> Task description
Transcribe every line of the records below without changing a character, and leave the pictures out of your answer.

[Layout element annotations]
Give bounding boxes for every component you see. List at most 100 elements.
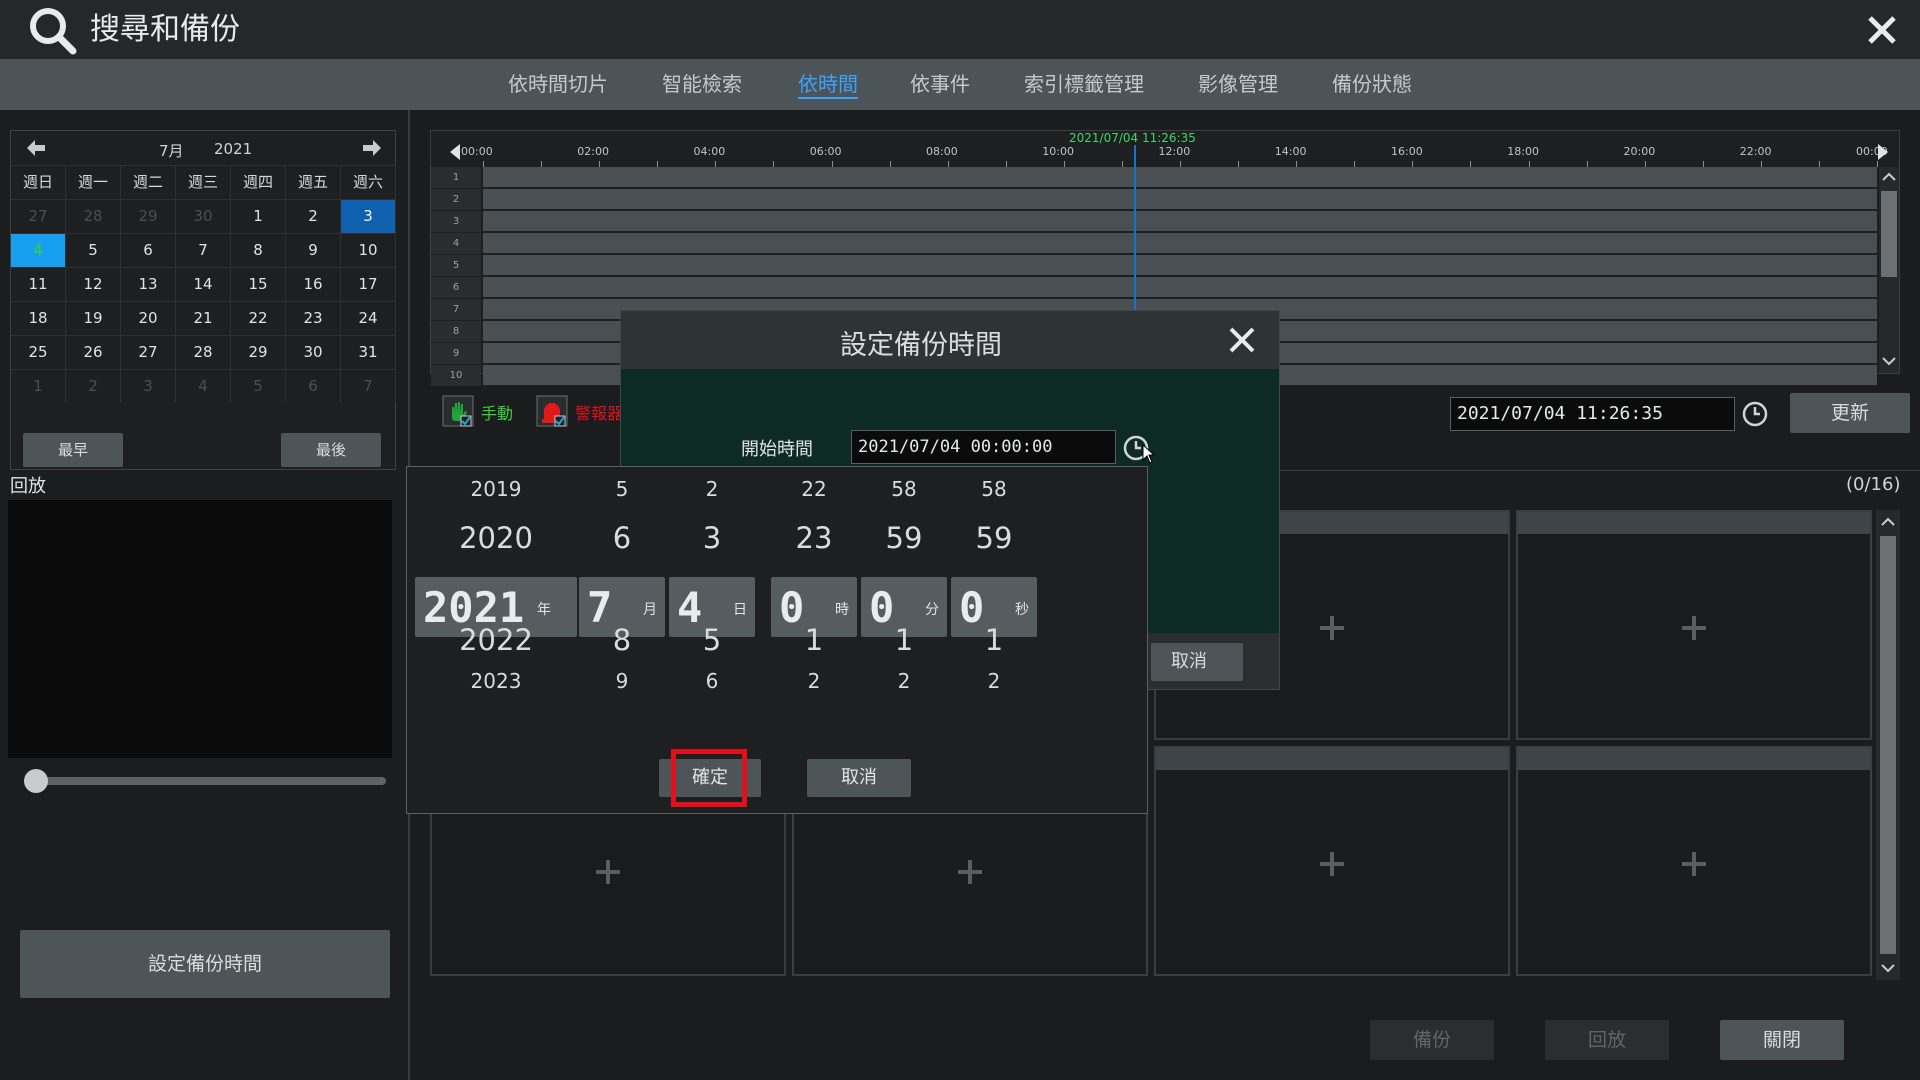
timeline-scrollbar[interactable] bbox=[1879, 167, 1899, 373]
picker-option[interactable]: 8 bbox=[579, 623, 665, 657]
picker-option[interactable]: 9 bbox=[579, 669, 665, 693]
alarm-checkbox[interactable] bbox=[536, 395, 568, 427]
play-right-icon[interactable] bbox=[1875, 143, 1891, 161]
picker-column-year[interactable]: 2019 2020 2021 年 2022 2023 bbox=[415, 467, 577, 727]
calendar-day[interactable]: 21 bbox=[176, 301, 231, 335]
start-time-field[interactable]: 2021/07/04 00:00:00 bbox=[851, 430, 1116, 464]
calendar-day[interactable]: 30 bbox=[286, 335, 341, 369]
tab-image-management[interactable]: 影像管理 bbox=[1198, 71, 1278, 97]
close-button[interactable]: 關閉 bbox=[1720, 1020, 1844, 1060]
calendar-day[interactable]: 10 bbox=[341, 233, 396, 267]
picker-option[interactable]: 2 bbox=[669, 477, 755, 501]
channel-record-bar[interactable] bbox=[483, 277, 1877, 298]
calendar-day[interactable]: 29 bbox=[231, 335, 286, 369]
calendar-day[interactable]: 7 bbox=[176, 233, 231, 267]
picker-option[interactable]: 1 bbox=[861, 623, 947, 657]
tab-smart-search[interactable]: 智能檢索 bbox=[662, 71, 742, 97]
calendar-day[interactable]: 20 bbox=[121, 301, 176, 335]
picker-option[interactable]: 2019 bbox=[415, 477, 577, 501]
latest-button[interactable]: 最後 bbox=[281, 433, 381, 467]
picker-option[interactable]: 2020 bbox=[415, 521, 577, 555]
calendar-day[interactable]: 22 bbox=[231, 301, 286, 335]
timeline-channel-row[interactable]: 2 bbox=[431, 189, 1877, 211]
channel-slot[interactable] bbox=[1516, 746, 1872, 976]
picker-option[interactable]: 3 bbox=[669, 521, 755, 555]
calendar-day[interactable]: 9 bbox=[286, 233, 341, 267]
calendar-day[interactable]: 27 bbox=[121, 335, 176, 369]
calendar-day[interactable]: 28 bbox=[176, 335, 231, 369]
picker-option[interactable]: 5 bbox=[669, 623, 755, 657]
picker-option[interactable]: 23 bbox=[771, 521, 857, 555]
calendar-day[interactable]: 26 bbox=[66, 335, 121, 369]
channel-record-bar[interactable] bbox=[483, 233, 1877, 254]
tab-tag-management[interactable]: 索引標籤管理 bbox=[1024, 71, 1144, 97]
picker-column-month[interactable]: 567月89 bbox=[579, 467, 665, 727]
timeline-channel-row[interactable]: 6 bbox=[431, 277, 1877, 299]
timeline-scroll-thumb[interactable] bbox=[1881, 191, 1897, 277]
dialog-cancel-button[interactable]: 取消 bbox=[1151, 643, 1243, 681]
channel-record-bar[interactable] bbox=[483, 255, 1877, 276]
calendar-day[interactable]: 4 bbox=[11, 233, 66, 267]
picker-option[interactable]: 6 bbox=[579, 521, 665, 555]
calendar-day[interactable]: 25 bbox=[11, 335, 66, 369]
playback-button[interactable]: 回放 bbox=[1545, 1020, 1669, 1060]
playback-time-field[interactable]: 2021/07/04 11:26:35 bbox=[1450, 397, 1735, 431]
channel-record-bar[interactable] bbox=[483, 189, 1877, 210]
play-left-icon[interactable] bbox=[447, 143, 463, 161]
playback-slider-handle[interactable] bbox=[24, 769, 48, 793]
channel-record-bar[interactable] bbox=[483, 167, 1877, 188]
picker-column-day[interactable]: 234日56 bbox=[669, 467, 755, 727]
calendar-day[interactable]: 5 bbox=[66, 233, 121, 267]
calendar-day[interactable]: 3 bbox=[341, 199, 396, 233]
calendar-day[interactable]: 16 bbox=[286, 267, 341, 301]
picker-column-second[interactable]: 58 59 0 秒 1 2 bbox=[951, 467, 1037, 727]
picker-option[interactable]: 58 bbox=[861, 477, 947, 501]
close-icon[interactable] bbox=[1862, 10, 1902, 50]
calendar-day[interactable]: 13 bbox=[121, 267, 176, 301]
picker-column-minute[interactable]: 58 59 0 分 1 2 bbox=[861, 467, 947, 727]
picker-option[interactable]: 6 bbox=[669, 669, 755, 693]
tab-by-event[interactable]: 依事件 bbox=[910, 71, 970, 97]
picker-option[interactable]: 59 bbox=[951, 521, 1037, 555]
calendar-day[interactable]: 1 bbox=[231, 199, 286, 233]
picker-option[interactable]: 22 bbox=[771, 477, 857, 501]
manual-record-checkbox[interactable] bbox=[442, 395, 474, 427]
grid-scrollbar[interactable] bbox=[1876, 510, 1900, 980]
calendar-day[interactable]: 31 bbox=[341, 335, 396, 369]
picker-option[interactable]: 5 bbox=[579, 477, 665, 501]
timeline-channel-row[interactable]: 3 bbox=[431, 211, 1877, 233]
timeline-channel-row[interactable]: 5 bbox=[431, 255, 1877, 277]
calendar-day[interactable]: 2 bbox=[286, 199, 341, 233]
picker-option[interactable]: 2 bbox=[771, 669, 857, 693]
timeline-channel-row[interactable]: 4 bbox=[431, 233, 1877, 255]
picker-option[interactable]: 1 bbox=[951, 623, 1037, 657]
channel-slot[interactable] bbox=[1516, 510, 1872, 740]
tab-backup-status[interactable]: 備份狀態 bbox=[1332, 71, 1412, 97]
picker-option[interactable]: 2022 bbox=[415, 623, 577, 657]
picker-option[interactable]: 2023 bbox=[415, 669, 577, 693]
arrow-right-icon[interactable] bbox=[359, 135, 385, 161]
chevron-up-icon[interactable] bbox=[1881, 169, 1897, 185]
calendar-day[interactable]: 18 bbox=[11, 301, 66, 335]
set-backup-time-button[interactable]: 設定備份時間 bbox=[20, 930, 390, 998]
calendar-day[interactable]: 23 bbox=[286, 301, 341, 335]
channel-slot[interactable] bbox=[1154, 746, 1510, 976]
arrow-left-icon[interactable] bbox=[23, 135, 49, 161]
chevron-up-icon[interactable] bbox=[1880, 514, 1896, 530]
channel-record-bar[interactable] bbox=[483, 211, 1877, 232]
calendar-day[interactable]: 19 bbox=[66, 301, 121, 335]
calendar-day[interactable]: 6 bbox=[121, 233, 176, 267]
calendar-day[interactable]: 17 bbox=[341, 267, 396, 301]
calendar-day[interactable]: 15 bbox=[231, 267, 286, 301]
close-icon[interactable] bbox=[1227, 325, 1257, 355]
tab-time-slice[interactable]: 依時間切片 bbox=[508, 71, 608, 97]
chevron-down-icon[interactable] bbox=[1881, 353, 1897, 369]
picker-option[interactable]: 58 bbox=[951, 477, 1037, 501]
calendar-day[interactable]: 12 bbox=[66, 267, 121, 301]
chevron-down-icon[interactable] bbox=[1880, 960, 1896, 976]
playback-slider[interactable] bbox=[28, 777, 386, 785]
picker-cancel-button[interactable]: 取消 bbox=[807, 759, 911, 797]
calendar-day[interactable]: 8 bbox=[231, 233, 286, 267]
earliest-button[interactable]: 最早 bbox=[23, 433, 123, 467]
picker-option[interactable]: 2 bbox=[861, 669, 947, 693]
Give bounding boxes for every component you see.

> Final result
Give bounding boxes for every component you see. List at most 100 elements.
timeline-scrollbar[interactable] bbox=[1879, 167, 1899, 373]
picker-option[interactable]: 8 bbox=[579, 623, 665, 657]
picker-option[interactable]: 9 bbox=[579, 669, 665, 693]
alarm-checkbox[interactable] bbox=[536, 395, 568, 427]
play-right-icon[interactable] bbox=[1875, 143, 1891, 161]
picker-column-year[interactable]: 2019 2020 2021 年 2022 2023 bbox=[415, 467, 577, 727]
calendar-day[interactable]: 21 bbox=[176, 301, 231, 335]
start-time-field[interactable]: 2021/07/04 00:00:00 bbox=[851, 430, 1116, 464]
calendar-day[interactable]: 30 bbox=[286, 335, 341, 369]
tab-image-management[interactable]: 影像管理 bbox=[1198, 71, 1278, 97]
close-button[interactable]: 關閉 bbox=[1720, 1020, 1844, 1060]
calendar-day[interactable]: 10 bbox=[341, 233, 396, 267]
picker-option[interactable]: 2 bbox=[669, 477, 755, 501]
channel-record-bar[interactable] bbox=[483, 277, 1877, 298]
calendar-day[interactable]: 29 bbox=[231, 335, 286, 369]
calendar-day[interactable]: 7 bbox=[176, 233, 231, 267]
picker-option[interactable]: 1 bbox=[861, 623, 947, 657]
tab-smart-search[interactable]: 智能檢索 bbox=[662, 71, 742, 97]
calendar-day[interactable]: 20 bbox=[121, 301, 176, 335]
picker-option[interactable]: 2019 bbox=[415, 477, 577, 501]
latest-button[interactable]: 最後 bbox=[281, 433, 381, 467]
picker-option[interactable]: 2020 bbox=[415, 521, 577, 555]
calendar-day[interactable]: 22 bbox=[231, 301, 286, 335]
timeline-channel-row[interactable]: 2 bbox=[431, 189, 1877, 211]
channel-slot[interactable] bbox=[1516, 746, 1872, 976]
picker-option[interactable]: 3 bbox=[669, 521, 755, 555]
calendar-day[interactable]: 9 bbox=[286, 233, 341, 267]
calendar-day[interactable]: 27 bbox=[121, 335, 176, 369]
calendar-day[interactable]: 28 bbox=[176, 335, 231, 369]
picker-option[interactable]: 5 bbox=[669, 623, 755, 657]
picker-option[interactable]: 23 bbox=[771, 521, 857, 555]
calendar-day[interactable]: 26 bbox=[66, 335, 121, 369]
channel-record-bar[interactable] bbox=[483, 233, 1877, 254]
tab-tag-management[interactable]: 索引標籤管理 bbox=[1024, 71, 1144, 97]
picker-column-month[interactable]: 567月89 bbox=[579, 467, 665, 727]
timeline-channel-row[interactable]: 6 bbox=[431, 277, 1877, 299]
timeline-scroll-thumb[interactable] bbox=[1881, 191, 1897, 277]
dialog-cancel-button[interactable]: 取消 bbox=[1151, 643, 1243, 681]
channel-record-bar[interactable] bbox=[483, 255, 1877, 276]
calendar-day[interactable]: 4 bbox=[11, 233, 66, 267]
picker-option[interactable]: 6 bbox=[579, 521, 665, 555]
calendar-day[interactable]: 25 bbox=[11, 335, 66, 369]
playback-button[interactable]: 回放 bbox=[1545, 1020, 1669, 1060]
playback-time-field[interactable]: 2021/07/04 11:26:35 bbox=[1450, 397, 1735, 431]
channel-record-bar[interactable] bbox=[483, 189, 1877, 210]
play-left-icon[interactable] bbox=[447, 143, 463, 161]
playback-slider-handle[interactable] bbox=[24, 769, 48, 793]
channel-record-bar[interactable] bbox=[483, 167, 1877, 188]
picker-column-day[interactable]: 234日56 bbox=[669, 467, 755, 727]
calendar-day[interactable]: 5 bbox=[66, 233, 121, 267]
calendar-day[interactable]: 3 bbox=[341, 199, 396, 233]
calendar-day[interactable]: 16 bbox=[286, 267, 341, 301]
picker-column-second[interactable]: 58 59 0 秒 1 2 bbox=[951, 467, 1037, 727]
picker-option[interactable]: 58 bbox=[861, 477, 947, 501]
close-icon[interactable] bbox=[1862, 10, 1902, 50]
calendar-day[interactable]: 13 bbox=[121, 267, 176, 301]
picker-column-minute[interactable]: 58 59 0 分 1 2 bbox=[861, 467, 947, 727]
picker-option[interactable]: 6 bbox=[669, 669, 755, 693]
tab-by-event[interactable]: 依事件 bbox=[910, 71, 970, 97]
picker-option[interactable]: 59 bbox=[951, 521, 1037, 555]
calendar-day[interactable]: 1 bbox=[231, 199, 286, 233]
picker-option[interactable]: 22 bbox=[771, 477, 857, 501]
manual-record-checkbox[interactable] bbox=[442, 395, 474, 427]
grid-scrollbar[interactable] bbox=[1876, 510, 1900, 980]
calendar-day[interactable]: 31 bbox=[341, 335, 396, 369]
picker-option[interactable]: 5 bbox=[579, 477, 665, 501]
timeline-channel-row[interactable]: 3 bbox=[431, 211, 1877, 233]
timeline-channel-row[interactable]: 5 bbox=[431, 255, 1877, 277]
calendar-day[interactable]: 2 bbox=[286, 199, 341, 233]
picker-option[interactable]: 2 bbox=[771, 669, 857, 693]
timeline-channel-row[interactable]: 4 bbox=[431, 233, 1877, 255]
picker-option[interactable]: 1 bbox=[951, 623, 1037, 657]
channel-slot[interactable] bbox=[1516, 510, 1872, 740]
tab-backup-status[interactable]: 備份狀態 bbox=[1332, 71, 1412, 97]
picker-option[interactable]: 2022 bbox=[415, 623, 577, 657]
picker-option[interactable]: 2023 bbox=[415, 669, 577, 693]
arrow-right-icon[interactable] bbox=[359, 135, 385, 161]
chevron-up-icon[interactable] bbox=[1881, 169, 1897, 185]
calendar-day[interactable]: 18 bbox=[11, 301, 66, 335]
set-backup-time-button[interactable]: 設定備份時間 bbox=[20, 930, 390, 998]
calendar-day[interactable]: 23 bbox=[286, 301, 341, 335]
channel-slot[interactable] bbox=[1154, 746, 1510, 976]
arrow-left-icon[interactable] bbox=[23, 135, 49, 161]
chevron-up-icon[interactable] bbox=[1880, 514, 1896, 530]
channel-record-bar[interactable] bbox=[483, 211, 1877, 232]
calendar-day[interactable]: 19 bbox=[66, 301, 121, 335]
calendar-day[interactable]: 6 bbox=[121, 233, 176, 267]
calendar-day[interactable]: 17 bbox=[341, 267, 396, 301]
calendar-day[interactable]: 15 bbox=[231, 267, 286, 301]
close-icon[interactable] bbox=[1227, 325, 1257, 355]
tab-time-slice[interactable]: 依時間切片 bbox=[508, 71, 608, 97]
chevron-down-icon[interactable] bbox=[1881, 353, 1897, 369]
picker-option[interactable]: 58 bbox=[951, 477, 1037, 501]
calendar-day[interactable]: 12 bbox=[66, 267, 121, 301]
chevron-down-icon[interactable] bbox=[1880, 960, 1896, 976]
playback-slider[interactable] bbox=[28, 777, 386, 785]
picker-cancel-button[interactable]: 取消 bbox=[807, 759, 911, 797]
calendar-day[interactable]: 8 bbox=[231, 233, 286, 267]
earliest-button[interactable]: 最早 bbox=[23, 433, 123, 467]
picker-option[interactable]: 2 bbox=[861, 669, 947, 693]
Give bounding boxes for every component you see.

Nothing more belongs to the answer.